#### TO DO
Collect each line of the records containing the string "spacing".

#### STORED DATA
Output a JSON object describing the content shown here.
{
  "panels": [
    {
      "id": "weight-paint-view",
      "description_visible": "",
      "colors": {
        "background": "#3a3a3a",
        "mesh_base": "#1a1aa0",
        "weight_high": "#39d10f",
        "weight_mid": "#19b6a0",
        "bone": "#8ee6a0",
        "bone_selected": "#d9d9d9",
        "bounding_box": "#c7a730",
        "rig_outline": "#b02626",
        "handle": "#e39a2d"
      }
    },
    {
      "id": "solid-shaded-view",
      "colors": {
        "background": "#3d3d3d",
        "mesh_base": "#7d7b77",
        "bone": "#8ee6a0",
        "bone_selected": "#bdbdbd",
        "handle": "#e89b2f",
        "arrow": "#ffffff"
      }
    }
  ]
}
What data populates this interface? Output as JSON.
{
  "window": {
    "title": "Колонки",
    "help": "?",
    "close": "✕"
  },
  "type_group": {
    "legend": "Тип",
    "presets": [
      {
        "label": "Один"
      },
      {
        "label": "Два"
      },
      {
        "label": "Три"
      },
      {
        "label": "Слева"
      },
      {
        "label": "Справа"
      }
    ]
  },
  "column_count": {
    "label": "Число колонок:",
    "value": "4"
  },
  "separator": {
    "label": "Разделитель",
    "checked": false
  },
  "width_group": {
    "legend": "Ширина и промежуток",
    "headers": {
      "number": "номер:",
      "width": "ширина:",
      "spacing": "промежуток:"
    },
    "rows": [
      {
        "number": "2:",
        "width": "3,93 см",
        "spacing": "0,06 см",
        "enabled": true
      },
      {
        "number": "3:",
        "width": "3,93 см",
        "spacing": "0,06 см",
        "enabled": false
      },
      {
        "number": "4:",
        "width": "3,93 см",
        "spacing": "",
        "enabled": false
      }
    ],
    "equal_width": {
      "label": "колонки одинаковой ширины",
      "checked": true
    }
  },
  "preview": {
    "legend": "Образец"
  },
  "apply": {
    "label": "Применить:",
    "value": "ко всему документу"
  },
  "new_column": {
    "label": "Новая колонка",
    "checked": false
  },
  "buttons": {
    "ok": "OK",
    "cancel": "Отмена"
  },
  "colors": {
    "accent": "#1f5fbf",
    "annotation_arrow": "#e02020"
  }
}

#### TASK RESULT
      "spacing": "промежуток:"
        "spacing": "0,06 см",
        "spacing": "0,06 см",
        "spacing": "",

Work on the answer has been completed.